In Modus operandi

Dal nostro punto di vista d’agenzia di comunicazione, l’approccio al settore agroalimentare necessita di un’analisi complessiva sviluppata a partire da due punti cardinali precisi: l’andamento del mercato in termini di prodotti agroalimentari nazionali (import/export) e l’andamento di mercato complessivo a livello mondiale in termini di produzione. Il perché di questa duplice osservazione risiede nella nostra necessità interna di maturare competenze di prodotto diverse: da un canto un approccio business to consumer dato dal prodotto vero e proprio (biscotti, pasta, caffè, olio et alii) e dall’altro canto un approccio business to business dato dalla industria dei macchinari e delle linee di macchinari destinati alla produzione (spesso B2B2C).

→ RECORD FORNITI:
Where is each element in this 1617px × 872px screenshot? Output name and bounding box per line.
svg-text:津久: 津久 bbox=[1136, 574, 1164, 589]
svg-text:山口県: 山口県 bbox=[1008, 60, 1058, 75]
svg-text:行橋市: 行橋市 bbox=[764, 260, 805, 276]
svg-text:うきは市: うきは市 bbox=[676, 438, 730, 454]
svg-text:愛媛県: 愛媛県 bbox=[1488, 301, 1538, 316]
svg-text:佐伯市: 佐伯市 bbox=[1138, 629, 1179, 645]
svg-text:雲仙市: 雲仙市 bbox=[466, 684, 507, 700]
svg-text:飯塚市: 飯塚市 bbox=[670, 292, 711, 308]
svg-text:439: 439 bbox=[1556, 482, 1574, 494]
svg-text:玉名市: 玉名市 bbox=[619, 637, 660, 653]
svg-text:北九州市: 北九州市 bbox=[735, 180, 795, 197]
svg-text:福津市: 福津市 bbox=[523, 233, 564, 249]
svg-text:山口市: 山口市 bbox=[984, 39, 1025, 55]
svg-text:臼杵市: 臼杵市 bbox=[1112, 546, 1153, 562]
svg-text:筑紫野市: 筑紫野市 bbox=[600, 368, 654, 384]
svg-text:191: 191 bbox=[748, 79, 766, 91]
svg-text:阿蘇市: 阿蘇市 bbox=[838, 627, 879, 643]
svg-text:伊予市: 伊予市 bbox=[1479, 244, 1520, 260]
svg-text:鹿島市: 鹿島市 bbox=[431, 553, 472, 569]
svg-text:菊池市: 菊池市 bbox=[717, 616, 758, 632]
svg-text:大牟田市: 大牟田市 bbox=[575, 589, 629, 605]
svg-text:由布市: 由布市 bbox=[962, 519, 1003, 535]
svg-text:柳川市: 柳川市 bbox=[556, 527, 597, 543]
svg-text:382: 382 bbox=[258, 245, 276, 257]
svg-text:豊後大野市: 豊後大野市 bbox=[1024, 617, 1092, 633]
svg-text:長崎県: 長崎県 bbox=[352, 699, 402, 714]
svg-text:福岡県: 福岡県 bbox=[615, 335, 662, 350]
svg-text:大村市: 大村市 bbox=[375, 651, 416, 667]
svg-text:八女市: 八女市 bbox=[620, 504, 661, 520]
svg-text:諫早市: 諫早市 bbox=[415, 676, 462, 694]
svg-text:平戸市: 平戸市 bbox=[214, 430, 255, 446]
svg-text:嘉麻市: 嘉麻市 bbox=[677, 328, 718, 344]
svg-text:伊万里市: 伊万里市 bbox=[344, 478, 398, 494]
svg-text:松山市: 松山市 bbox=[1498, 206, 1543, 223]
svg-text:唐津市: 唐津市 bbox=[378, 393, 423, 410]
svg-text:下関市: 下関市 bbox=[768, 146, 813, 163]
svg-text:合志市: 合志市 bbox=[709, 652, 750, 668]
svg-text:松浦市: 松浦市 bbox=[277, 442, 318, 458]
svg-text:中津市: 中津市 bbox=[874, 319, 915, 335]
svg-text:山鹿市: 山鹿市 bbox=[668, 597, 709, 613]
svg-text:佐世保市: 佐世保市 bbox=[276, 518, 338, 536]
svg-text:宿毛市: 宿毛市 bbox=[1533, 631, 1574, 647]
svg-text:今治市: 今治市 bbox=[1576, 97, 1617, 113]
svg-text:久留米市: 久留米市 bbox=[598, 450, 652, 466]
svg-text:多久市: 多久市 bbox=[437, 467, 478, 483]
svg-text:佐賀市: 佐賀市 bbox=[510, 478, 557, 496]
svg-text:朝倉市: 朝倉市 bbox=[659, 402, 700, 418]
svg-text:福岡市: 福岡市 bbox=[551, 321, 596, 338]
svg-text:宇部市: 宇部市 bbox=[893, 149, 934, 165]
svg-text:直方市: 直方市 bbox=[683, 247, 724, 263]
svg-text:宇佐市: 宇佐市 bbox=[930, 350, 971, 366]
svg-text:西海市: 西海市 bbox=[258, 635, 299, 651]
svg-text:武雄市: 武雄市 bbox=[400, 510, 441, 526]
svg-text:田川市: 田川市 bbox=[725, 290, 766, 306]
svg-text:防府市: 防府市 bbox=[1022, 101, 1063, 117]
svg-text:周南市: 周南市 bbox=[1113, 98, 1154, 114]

→ COSA SI CHIEDE:
Continua il brano sul settore agroalimentare dal punto in cui finisce. Per questo lavoro i record non servono.

→ RISULTATO DELL'ESERCIZIO:
I dati ISMEA pubblicati il 17 ottobre 2016 indicano una dinamica di settore positiva, che riflette il significativo aumento delle vendite all’estero dell’industria alimentare italiana (+13,5% su base annua) e la buona performance dell’export di prodotti agricoli (+6,5%). Accanto a questo dato va aggiunta una diminuzione del grado di dipendenza dall’estero dell’Italia per i prodotti agroalimentari, con il saldo normalizzato del valore degli scambi commerciali che passa dal -8,3% dei primi 8 mesi del 2015 al -6,5% del corrispondente periodo 2016.

La questione dell’export, nell’industria agroalimentare italiana, rappresenta un fattore di divisione sostanziale nel panorama dimensionale delle aziende stesse: UBI Banca, in un documento orientato da una rielaborazione dei dati ISTAT del 2011, indica con chiarezza anche un profilo di settore in cui il food agisce differentemente dal beverage; per quest’ultimo, infatti, le prospettive di sviluppo sono legate strettamente all’internazionalizzazione e ad eventualità di M&A spinte dalla ridotta disponibilità di capitale finanziario.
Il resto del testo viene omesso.